Begin GIVEN RECORDS
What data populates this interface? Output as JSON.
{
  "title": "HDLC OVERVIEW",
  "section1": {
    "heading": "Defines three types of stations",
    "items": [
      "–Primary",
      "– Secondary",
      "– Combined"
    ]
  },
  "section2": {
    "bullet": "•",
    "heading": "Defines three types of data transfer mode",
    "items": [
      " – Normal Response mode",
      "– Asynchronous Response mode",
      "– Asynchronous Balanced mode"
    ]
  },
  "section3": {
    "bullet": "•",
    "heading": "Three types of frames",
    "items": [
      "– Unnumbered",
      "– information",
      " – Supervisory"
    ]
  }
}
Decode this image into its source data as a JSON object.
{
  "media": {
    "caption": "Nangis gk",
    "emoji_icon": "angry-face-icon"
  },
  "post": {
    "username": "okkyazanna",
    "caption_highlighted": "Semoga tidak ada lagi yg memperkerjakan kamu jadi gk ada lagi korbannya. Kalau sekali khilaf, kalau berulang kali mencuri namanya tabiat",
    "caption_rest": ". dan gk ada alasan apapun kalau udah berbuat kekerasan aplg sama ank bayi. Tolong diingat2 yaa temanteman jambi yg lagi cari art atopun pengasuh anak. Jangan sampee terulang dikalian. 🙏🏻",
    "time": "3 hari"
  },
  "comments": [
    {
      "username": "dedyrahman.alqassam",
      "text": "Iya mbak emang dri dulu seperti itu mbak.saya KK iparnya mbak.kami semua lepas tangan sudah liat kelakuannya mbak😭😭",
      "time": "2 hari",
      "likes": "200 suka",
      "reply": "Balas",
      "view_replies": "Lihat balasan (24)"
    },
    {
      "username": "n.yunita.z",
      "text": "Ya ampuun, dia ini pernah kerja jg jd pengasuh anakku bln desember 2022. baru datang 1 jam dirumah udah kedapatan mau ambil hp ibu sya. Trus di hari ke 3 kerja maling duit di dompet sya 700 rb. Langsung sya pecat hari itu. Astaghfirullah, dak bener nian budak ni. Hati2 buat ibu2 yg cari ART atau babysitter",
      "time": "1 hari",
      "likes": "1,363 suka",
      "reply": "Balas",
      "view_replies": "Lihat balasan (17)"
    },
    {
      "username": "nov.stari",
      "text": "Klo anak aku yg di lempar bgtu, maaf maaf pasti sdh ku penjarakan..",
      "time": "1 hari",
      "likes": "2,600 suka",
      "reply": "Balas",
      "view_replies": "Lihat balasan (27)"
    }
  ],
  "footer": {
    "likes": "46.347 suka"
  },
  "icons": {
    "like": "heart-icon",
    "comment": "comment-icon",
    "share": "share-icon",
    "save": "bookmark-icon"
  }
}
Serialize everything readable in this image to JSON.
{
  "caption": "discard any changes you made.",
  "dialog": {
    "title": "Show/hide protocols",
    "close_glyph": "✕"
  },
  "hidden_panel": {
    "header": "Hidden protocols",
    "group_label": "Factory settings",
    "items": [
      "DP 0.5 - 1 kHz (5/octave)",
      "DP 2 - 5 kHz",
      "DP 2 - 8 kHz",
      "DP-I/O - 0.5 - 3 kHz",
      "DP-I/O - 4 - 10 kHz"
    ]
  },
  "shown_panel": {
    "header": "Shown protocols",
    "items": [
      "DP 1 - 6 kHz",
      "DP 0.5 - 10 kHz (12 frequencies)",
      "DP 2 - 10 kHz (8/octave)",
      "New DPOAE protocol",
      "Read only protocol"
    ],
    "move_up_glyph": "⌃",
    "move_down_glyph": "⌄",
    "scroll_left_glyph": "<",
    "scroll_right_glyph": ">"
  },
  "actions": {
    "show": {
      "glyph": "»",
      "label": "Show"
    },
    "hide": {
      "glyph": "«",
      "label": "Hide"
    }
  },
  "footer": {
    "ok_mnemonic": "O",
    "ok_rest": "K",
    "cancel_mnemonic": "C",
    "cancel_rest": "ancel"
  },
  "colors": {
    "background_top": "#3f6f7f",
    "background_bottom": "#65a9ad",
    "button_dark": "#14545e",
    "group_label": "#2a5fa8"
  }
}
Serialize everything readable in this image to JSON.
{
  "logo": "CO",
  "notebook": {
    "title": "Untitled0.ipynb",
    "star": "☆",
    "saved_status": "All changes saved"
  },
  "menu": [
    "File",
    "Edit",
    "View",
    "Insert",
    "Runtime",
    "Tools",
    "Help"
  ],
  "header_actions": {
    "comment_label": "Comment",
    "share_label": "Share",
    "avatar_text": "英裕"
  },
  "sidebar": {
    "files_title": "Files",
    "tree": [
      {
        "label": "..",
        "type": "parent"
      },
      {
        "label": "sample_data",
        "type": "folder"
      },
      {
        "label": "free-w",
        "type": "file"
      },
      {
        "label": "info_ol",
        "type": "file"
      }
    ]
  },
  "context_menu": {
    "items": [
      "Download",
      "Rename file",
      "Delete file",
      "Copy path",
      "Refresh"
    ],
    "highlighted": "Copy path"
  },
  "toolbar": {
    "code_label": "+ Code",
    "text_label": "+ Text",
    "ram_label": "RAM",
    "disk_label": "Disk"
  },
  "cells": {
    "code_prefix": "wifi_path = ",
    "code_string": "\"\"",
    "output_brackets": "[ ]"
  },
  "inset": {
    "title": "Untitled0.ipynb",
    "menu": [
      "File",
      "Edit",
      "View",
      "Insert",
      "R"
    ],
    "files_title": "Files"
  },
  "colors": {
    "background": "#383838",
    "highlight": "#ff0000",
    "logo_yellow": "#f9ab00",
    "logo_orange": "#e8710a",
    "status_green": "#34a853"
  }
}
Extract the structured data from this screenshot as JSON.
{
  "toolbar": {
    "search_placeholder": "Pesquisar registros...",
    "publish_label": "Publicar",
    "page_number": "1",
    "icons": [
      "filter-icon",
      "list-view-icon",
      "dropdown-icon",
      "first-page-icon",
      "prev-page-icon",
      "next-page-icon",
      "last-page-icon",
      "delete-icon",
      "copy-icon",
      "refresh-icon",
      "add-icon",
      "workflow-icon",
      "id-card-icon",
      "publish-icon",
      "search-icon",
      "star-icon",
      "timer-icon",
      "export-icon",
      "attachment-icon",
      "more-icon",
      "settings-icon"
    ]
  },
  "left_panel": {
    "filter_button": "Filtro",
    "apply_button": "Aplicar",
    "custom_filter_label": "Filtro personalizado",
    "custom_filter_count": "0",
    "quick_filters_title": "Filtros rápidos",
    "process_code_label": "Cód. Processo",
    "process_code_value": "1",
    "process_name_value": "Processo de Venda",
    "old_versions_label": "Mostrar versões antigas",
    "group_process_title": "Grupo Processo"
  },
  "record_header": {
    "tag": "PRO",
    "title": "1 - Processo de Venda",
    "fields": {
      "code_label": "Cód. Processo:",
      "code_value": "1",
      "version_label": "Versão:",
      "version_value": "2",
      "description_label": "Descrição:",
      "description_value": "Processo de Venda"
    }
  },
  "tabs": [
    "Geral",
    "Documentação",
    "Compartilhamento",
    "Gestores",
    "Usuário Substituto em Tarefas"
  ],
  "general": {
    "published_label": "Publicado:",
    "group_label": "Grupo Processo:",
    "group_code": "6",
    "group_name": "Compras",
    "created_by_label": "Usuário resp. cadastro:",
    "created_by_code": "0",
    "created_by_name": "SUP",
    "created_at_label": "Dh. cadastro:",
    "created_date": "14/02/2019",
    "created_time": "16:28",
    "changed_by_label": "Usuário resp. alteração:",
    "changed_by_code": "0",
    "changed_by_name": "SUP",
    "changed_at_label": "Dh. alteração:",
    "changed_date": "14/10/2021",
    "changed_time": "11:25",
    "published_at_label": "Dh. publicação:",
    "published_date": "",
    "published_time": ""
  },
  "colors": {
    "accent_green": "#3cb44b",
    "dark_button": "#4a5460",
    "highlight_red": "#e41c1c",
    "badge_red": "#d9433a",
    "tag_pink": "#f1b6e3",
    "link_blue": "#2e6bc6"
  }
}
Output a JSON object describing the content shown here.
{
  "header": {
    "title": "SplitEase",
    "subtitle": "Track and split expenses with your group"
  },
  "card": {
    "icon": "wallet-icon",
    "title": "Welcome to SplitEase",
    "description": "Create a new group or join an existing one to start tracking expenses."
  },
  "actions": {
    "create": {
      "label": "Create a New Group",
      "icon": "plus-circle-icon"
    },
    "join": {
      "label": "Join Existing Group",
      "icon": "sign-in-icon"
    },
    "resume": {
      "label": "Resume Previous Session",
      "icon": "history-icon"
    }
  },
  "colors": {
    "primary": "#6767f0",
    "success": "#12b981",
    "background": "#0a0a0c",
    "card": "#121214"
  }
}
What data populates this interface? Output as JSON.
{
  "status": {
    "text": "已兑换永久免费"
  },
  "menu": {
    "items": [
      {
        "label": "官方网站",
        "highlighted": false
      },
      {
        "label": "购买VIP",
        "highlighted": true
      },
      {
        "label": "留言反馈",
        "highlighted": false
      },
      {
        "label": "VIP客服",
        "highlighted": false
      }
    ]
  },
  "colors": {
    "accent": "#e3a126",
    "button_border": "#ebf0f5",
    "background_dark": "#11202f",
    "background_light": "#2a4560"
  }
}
End GIVEN RECORDS
EXERCISE DIRECTIONS:
Calculate how many lines of the material include the string "heading", and state that number by itself.

OUTPUT OF THE EXERCISE:
3